**Tasks and exercises**
(1) Reproduce the passage of the timely-beliefs overview from "The timely-beliefs" to "accuracy metrics (experimental)".
(2) According to the timely-beliefs overview, which visualization library does the plot method on the BeliefsDataFrame use?

**Provided text**
━━━━
Model data as beliefs (at a certain time) about events (at a certain time).
The timely-beliefs
package provides a convenient data model for numerical time series,
that is both simple enough for humans to understand and sufficiently rich for forecasting and machine learning.
The data model is an extended pandas DataFrame that assigns properties and index levels to describe:
- What the data is about
- Who (or what) created the data
- When the data was created
- How certain they were
The package contains the following functionality:
- A model for time series data, suitable for a notebook or a database-backed program (using sqlalchemy)
- Selecting/querying beliefs, e.g. those held at a certain moment in time
- Computing accuracy, e.g. against after-the-fact knowledge, also works with probabilistic forecasts
- Resampling time series with uncertainty (experimental)
- Visualising time series and accuracy metrics (experimental)
Some use cases of the package:
- Clearly distinguish forecasts from rolling forecasts.
- Analyse your predictive power by showing forecast accuracy as you approach an event.
- Learn when someone is a bad predictor.
- Evaluate the risk of being wrong about an event.
Check out our interactive demonstration comparing forecasting models for renewable energy production. These visuals are created simply by calling the plot method on our BeliefsDataFrame, using the visualisation library Altair.
The example BeliefsDataFrame in our examples module demonstrates the basic timely-beliefs data model:
>>> import timely_beliefs
>>> df = timely_beliefs.examples.example_df
>>> df.head(8)
event_value
event_start belief_time source cumulative_probability
2000-01-03 09:00:00+00:00 2000-01-01 00:00:00+00:00 Source A 0.1587 90
0.5000 100
0.8413 110
Source B 0.5000 0
1.0000 100
2000-01-01 01:00:00+00:00 Source A 0.1587 99
0.5000 100
0.8413 101
The first 8 entries of this BeliefsDataFrame show beliefs about a single event. Beliefs were formed by two distinct sources (1 and 2), with the first updating its beliefs at a later time. Source A first thought the value of this event would be 100 ± 10 (the probabilities suggest a normal distribution), and then increased its accuracy by lowering the standard deviation to 1. Source B thought the value would be equally likely to be 0 or 100.
━━━━
Dataset excerpt:
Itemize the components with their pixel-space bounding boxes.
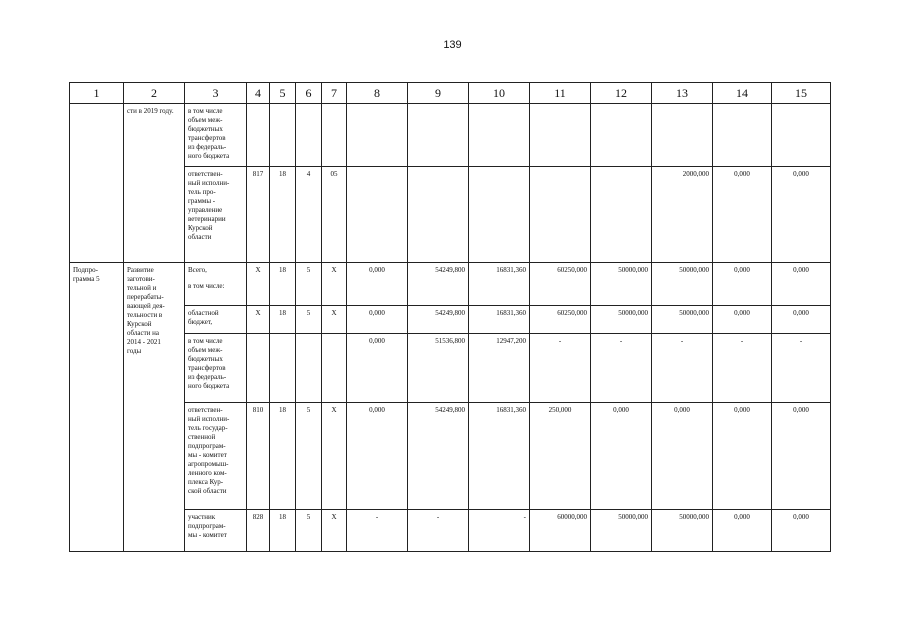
table-cell: 50000,000 xyxy=(591,306,652,334)
table-cell xyxy=(469,104,530,167)
table-cell: X xyxy=(322,263,347,306)
table-cell: 0,000 xyxy=(772,167,831,263)
table-cell: 5 xyxy=(296,403,322,510)
table-cell xyxy=(530,104,591,167)
table-cell xyxy=(247,334,270,403)
table-cell: 18 xyxy=(270,167,296,263)
table-cell: 250,000 xyxy=(530,403,591,510)
table-row xyxy=(70,306,831,334)
table-cell: 0,000 xyxy=(347,334,408,403)
table-cell: 54249,800 xyxy=(408,403,469,510)
table-cell: - xyxy=(591,334,652,403)
table-cell: ответствен- ный исполни- тель государ- ственной подпрограм- мы - комитет агропромыш- ленного ком- плекса Кур- ской области xyxy=(185,403,247,510)
table-cell: - xyxy=(530,334,591,403)
table-cell: - xyxy=(772,334,831,403)
table-cell: Подпро- грамма 5 xyxy=(70,263,124,552)
cell-text: в том числе: xyxy=(188,282,225,290)
header-cell: 7 xyxy=(322,83,347,104)
table-cell: X xyxy=(247,306,270,334)
table-cell: X xyxy=(322,306,347,334)
table-cell: в том числе объем меж- бюджетных трансфертов из федераль- ного бюджета xyxy=(185,334,247,403)
table-cell: 16831,360 xyxy=(469,263,530,306)
table-cell xyxy=(408,104,469,167)
table-cell: 5 xyxy=(296,510,322,552)
table-cell: 60250,000 xyxy=(530,263,591,306)
cell-text: Всего, xyxy=(188,266,207,274)
table-cell: 60000,000 xyxy=(530,510,591,552)
table-cell: 50000,000 xyxy=(652,510,713,552)
header-cell: 13 xyxy=(652,83,713,104)
table-cell: ответствен- ный исполни- тель про- граммы - управление ветеринарии Курской области xyxy=(185,167,247,263)
table-cell: - xyxy=(347,510,408,552)
table-cell xyxy=(270,334,296,403)
table-cell: 4 xyxy=(296,167,322,263)
table-cell: Развитие заготови- тельной и перерабаты- вающей дея- тельности в Курской области на 2014 - 2021 годы xyxy=(124,263,185,552)
table-cell xyxy=(469,167,530,263)
table-cell xyxy=(530,167,591,263)
table-row xyxy=(70,167,831,263)
table-cell: 50000,000 xyxy=(591,510,652,552)
table-cell: 0,000 xyxy=(713,167,772,263)
table-cell: - xyxy=(713,334,772,403)
table-cell xyxy=(408,167,469,263)
table-cell: 0,000 xyxy=(591,403,652,510)
header-cell: 9 xyxy=(408,83,469,104)
table-cell: X xyxy=(322,510,347,552)
table-cell: 54249,800 xyxy=(408,263,469,306)
table-cell: 50000,000 xyxy=(652,263,713,306)
table-cell: 810 xyxy=(247,403,270,510)
table-cell: 0,000 xyxy=(772,263,831,306)
table-cell: 12947,200 xyxy=(469,334,530,403)
table-cell xyxy=(322,104,347,167)
header-cell: 4 xyxy=(247,83,270,104)
table-cell: 18 xyxy=(270,510,296,552)
table-cell: - xyxy=(469,510,530,552)
table-cell xyxy=(591,167,652,263)
table-cell: 0,000 xyxy=(772,510,831,552)
table-cell xyxy=(347,104,408,167)
table-cell: 0,000 xyxy=(713,403,772,510)
table-row xyxy=(70,510,831,552)
table-cell: 05 xyxy=(322,167,347,263)
table-cell xyxy=(772,104,831,167)
header-cell: 1 xyxy=(70,83,124,104)
table-cell: 0,000 xyxy=(713,306,772,334)
table-cell: 0,000 xyxy=(347,306,408,334)
header-cell: 3 xyxy=(185,83,247,104)
header-cell: 12 xyxy=(591,83,652,104)
table-cell xyxy=(270,104,296,167)
table-cell: 18 xyxy=(270,263,296,306)
table-cell xyxy=(347,167,408,263)
table-row xyxy=(70,334,831,403)
header-cell: 2 xyxy=(124,83,185,104)
table-cell: - xyxy=(408,510,469,552)
table-row xyxy=(70,403,831,510)
header-cell: 11 xyxy=(530,83,591,104)
table-cell: участник подпрограм- мы - комитет xyxy=(185,510,247,552)
table-cell xyxy=(70,104,124,263)
header-cell: 10 xyxy=(469,83,530,104)
table-cell: 50000,000 xyxy=(652,306,713,334)
table-cell: 5 xyxy=(296,306,322,334)
header-row xyxy=(70,83,831,104)
table-cell: 0,000 xyxy=(772,306,831,334)
table-cell: 18 xyxy=(270,403,296,510)
header-cell: 15 xyxy=(772,83,831,104)
table-cell: 2000,000 xyxy=(652,167,713,263)
table-cell: 5 xyxy=(296,263,322,306)
table-cell: 0,000 xyxy=(713,510,772,552)
table-cell: 0,000 xyxy=(652,403,713,510)
header-cell: 6 xyxy=(296,83,322,104)
table-cell xyxy=(652,104,713,167)
table-cell: X xyxy=(322,403,347,510)
table-cell: 16831,360 xyxy=(469,403,530,510)
table-cell xyxy=(247,104,270,167)
table-cell xyxy=(296,104,322,167)
table-row xyxy=(70,104,831,167)
table-cell xyxy=(322,334,347,403)
table-cell: 0,000 xyxy=(713,263,772,306)
table-cell xyxy=(713,104,772,167)
table-cell: 0,000 xyxy=(772,403,831,510)
table-cell: 0,000 xyxy=(347,263,408,306)
table-cell: 50000,000 xyxy=(591,263,652,306)
table-cell xyxy=(296,334,322,403)
table-cell: 54249,800 xyxy=(408,306,469,334)
table-cell: 51536,800 xyxy=(408,334,469,403)
table-cell: сти в 2019 году. xyxy=(124,104,185,263)
table-cell: 0,000 xyxy=(347,403,408,510)
table-cell: областной бюджет, xyxy=(185,306,247,334)
table-cell: 828 xyxy=(247,510,270,552)
table-cell xyxy=(591,104,652,167)
table-cell: в том числе объем меж- бюджетных трансфертов из федераль- ного бюджета xyxy=(185,104,247,167)
table-cell xyxy=(185,263,247,306)
table-cell: - xyxy=(652,334,713,403)
table-cell: 18 xyxy=(270,306,296,334)
header-cell: 8 xyxy=(347,83,408,104)
table-cell: 817 xyxy=(247,167,270,263)
table-row xyxy=(70,263,831,306)
budget-table xyxy=(69,82,831,552)
table-cell: 16831,360 xyxy=(469,306,530,334)
header-cell: 5 xyxy=(270,83,296,104)
table-cell: 60250,000 xyxy=(530,306,591,334)
table-cell: X xyxy=(247,263,270,306)
page-number: 139 xyxy=(443,39,462,51)
header-cell: 14 xyxy=(713,83,772,104)
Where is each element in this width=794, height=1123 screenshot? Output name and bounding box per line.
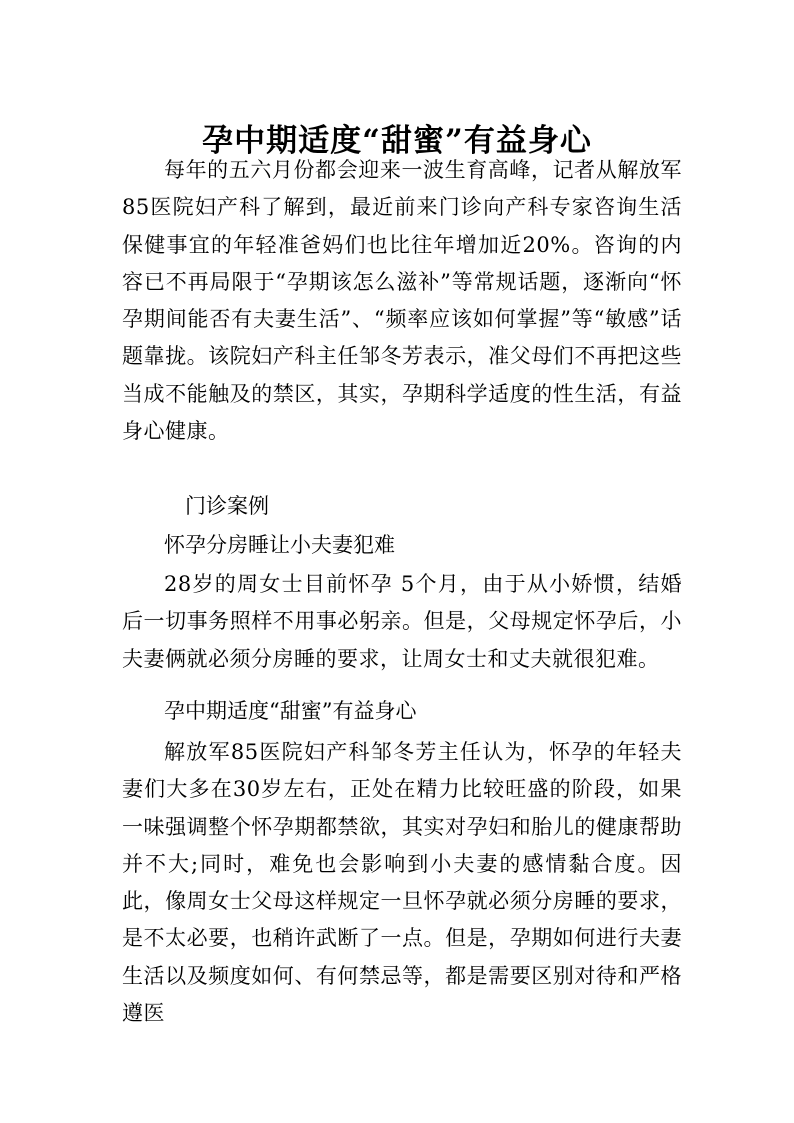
━━━━
**Expected answers**
(1)
The timely-beliefs
package provides a convenient data model for numerical time series,
that is both simple enough for humans to understand and sufficiently rich for forecasting and machine learning.
The data model is an extended pandas DataFrame that assigns properties and index levels to describe:
- What the data is about
- Who (or what) created the data
- When the data was created
- How certain they were
The package contains the following functionality:
- A model for time series data, suitable for a notebook or a database-backed program (using sqlalchemy)
- Selecting/querying beliefs, e.g. those held at a certain moment in time
- Computing accuracy, e.g. against after-the-fact knowledge, also works with probabilistic forecasts
- Resampling time series with uncertainty (experimental)
- Visualising time series and accuracy metrics (experimental)

(2) Altair